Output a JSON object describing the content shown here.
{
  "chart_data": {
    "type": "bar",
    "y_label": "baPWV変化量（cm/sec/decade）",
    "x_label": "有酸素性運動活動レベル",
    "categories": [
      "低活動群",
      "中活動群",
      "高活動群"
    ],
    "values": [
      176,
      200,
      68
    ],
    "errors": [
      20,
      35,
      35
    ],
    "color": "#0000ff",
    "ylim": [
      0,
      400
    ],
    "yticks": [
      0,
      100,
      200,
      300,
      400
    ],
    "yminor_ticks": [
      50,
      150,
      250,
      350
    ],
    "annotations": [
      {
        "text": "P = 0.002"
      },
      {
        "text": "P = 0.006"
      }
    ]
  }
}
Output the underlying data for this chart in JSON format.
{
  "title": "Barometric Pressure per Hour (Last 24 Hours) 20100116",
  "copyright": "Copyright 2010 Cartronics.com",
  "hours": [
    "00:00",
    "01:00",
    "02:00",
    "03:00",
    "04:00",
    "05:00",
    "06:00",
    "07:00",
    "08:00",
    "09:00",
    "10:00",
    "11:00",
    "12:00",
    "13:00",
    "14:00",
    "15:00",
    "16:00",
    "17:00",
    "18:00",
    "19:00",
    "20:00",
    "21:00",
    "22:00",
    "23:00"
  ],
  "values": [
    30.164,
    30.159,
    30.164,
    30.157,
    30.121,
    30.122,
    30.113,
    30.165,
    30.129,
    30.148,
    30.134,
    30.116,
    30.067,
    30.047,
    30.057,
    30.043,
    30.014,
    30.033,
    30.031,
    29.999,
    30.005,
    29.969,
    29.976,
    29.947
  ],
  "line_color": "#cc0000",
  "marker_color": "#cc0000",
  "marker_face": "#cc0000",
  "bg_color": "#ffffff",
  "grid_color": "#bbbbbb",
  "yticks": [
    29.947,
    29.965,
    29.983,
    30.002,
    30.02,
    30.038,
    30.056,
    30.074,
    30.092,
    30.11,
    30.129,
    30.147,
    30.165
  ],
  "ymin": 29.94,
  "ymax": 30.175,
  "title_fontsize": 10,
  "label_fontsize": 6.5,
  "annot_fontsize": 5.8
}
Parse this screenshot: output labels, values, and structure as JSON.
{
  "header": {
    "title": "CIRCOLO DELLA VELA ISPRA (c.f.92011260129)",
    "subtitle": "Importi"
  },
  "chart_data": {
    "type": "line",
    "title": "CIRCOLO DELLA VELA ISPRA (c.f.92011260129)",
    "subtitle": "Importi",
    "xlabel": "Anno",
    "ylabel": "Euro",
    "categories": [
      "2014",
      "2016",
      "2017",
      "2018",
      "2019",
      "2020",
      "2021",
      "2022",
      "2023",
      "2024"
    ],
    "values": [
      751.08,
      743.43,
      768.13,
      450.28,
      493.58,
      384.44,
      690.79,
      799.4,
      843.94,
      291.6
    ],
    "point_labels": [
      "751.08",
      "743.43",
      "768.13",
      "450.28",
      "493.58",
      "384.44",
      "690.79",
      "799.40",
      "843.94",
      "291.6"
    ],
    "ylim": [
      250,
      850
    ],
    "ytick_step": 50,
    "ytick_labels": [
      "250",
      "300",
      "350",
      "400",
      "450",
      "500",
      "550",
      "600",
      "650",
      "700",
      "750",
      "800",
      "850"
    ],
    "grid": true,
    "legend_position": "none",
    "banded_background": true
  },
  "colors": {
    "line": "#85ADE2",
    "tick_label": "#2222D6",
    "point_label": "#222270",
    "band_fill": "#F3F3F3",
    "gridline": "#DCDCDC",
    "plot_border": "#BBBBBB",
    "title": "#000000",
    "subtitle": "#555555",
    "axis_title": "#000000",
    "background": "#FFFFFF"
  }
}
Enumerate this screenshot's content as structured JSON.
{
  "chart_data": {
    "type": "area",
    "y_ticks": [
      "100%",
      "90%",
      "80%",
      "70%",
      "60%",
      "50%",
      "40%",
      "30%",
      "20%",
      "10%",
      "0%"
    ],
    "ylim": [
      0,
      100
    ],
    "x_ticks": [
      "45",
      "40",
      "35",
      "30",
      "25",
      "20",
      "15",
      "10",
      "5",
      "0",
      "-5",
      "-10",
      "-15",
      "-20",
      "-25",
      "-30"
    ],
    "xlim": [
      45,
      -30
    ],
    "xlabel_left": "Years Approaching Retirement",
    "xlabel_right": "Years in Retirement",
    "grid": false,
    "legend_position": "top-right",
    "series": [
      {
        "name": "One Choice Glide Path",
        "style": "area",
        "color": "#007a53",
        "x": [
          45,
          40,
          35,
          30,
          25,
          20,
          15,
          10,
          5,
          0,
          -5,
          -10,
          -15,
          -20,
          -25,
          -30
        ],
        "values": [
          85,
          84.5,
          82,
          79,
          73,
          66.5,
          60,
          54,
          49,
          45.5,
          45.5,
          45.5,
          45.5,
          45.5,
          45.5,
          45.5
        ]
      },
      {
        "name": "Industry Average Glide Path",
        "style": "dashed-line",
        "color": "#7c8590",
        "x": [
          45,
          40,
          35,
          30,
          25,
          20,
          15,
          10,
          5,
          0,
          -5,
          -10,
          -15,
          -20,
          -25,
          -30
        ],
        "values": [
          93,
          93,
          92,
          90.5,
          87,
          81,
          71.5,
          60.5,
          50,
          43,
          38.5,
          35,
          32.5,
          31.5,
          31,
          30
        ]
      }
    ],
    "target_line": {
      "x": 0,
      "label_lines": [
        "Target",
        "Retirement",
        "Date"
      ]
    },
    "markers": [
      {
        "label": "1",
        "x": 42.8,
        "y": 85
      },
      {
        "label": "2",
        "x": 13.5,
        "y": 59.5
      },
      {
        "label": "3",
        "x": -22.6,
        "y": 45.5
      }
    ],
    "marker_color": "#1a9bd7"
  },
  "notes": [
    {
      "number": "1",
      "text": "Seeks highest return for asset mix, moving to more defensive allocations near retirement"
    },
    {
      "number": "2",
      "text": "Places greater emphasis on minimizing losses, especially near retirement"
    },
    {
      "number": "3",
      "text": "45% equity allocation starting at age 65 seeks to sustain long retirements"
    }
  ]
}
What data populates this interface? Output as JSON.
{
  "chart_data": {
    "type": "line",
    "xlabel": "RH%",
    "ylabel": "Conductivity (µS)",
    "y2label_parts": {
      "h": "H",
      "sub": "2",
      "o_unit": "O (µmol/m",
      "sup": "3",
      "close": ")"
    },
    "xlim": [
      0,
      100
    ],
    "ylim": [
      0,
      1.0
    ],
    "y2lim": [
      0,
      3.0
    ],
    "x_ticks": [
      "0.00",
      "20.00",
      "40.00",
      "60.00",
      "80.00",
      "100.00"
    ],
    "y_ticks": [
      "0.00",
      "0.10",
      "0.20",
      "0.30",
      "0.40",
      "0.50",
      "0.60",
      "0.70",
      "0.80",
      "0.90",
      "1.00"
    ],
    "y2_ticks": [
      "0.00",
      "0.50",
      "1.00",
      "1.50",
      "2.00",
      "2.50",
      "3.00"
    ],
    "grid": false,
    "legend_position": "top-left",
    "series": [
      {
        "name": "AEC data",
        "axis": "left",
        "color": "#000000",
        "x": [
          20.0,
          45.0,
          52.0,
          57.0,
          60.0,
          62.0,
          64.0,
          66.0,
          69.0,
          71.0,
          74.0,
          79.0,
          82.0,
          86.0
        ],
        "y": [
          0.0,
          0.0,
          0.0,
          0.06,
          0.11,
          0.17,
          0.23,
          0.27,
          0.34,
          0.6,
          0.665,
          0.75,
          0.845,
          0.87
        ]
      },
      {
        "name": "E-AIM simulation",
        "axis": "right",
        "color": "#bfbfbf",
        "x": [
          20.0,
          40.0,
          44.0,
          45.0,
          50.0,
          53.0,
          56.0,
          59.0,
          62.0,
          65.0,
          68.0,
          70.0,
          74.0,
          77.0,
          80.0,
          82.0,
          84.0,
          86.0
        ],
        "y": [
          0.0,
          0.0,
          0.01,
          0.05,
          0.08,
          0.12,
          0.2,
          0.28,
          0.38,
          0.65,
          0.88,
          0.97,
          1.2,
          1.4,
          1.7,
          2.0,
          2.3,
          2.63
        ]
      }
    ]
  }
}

☆ ☆ ☆ ☆

Which lines contain "text"? Copy each of them out.

The solution —
        "text": "P = 0.002"
        "text": "P = 0.006"
      "text": "Seeks highest return for asset mix, moving to more defensive allocations near retirement"
      "text": "Places greater emphasis on minimizing losses, especially near retirement"
      "text": "45% equity allocation starting at age 65 seeks to sustain long retirements"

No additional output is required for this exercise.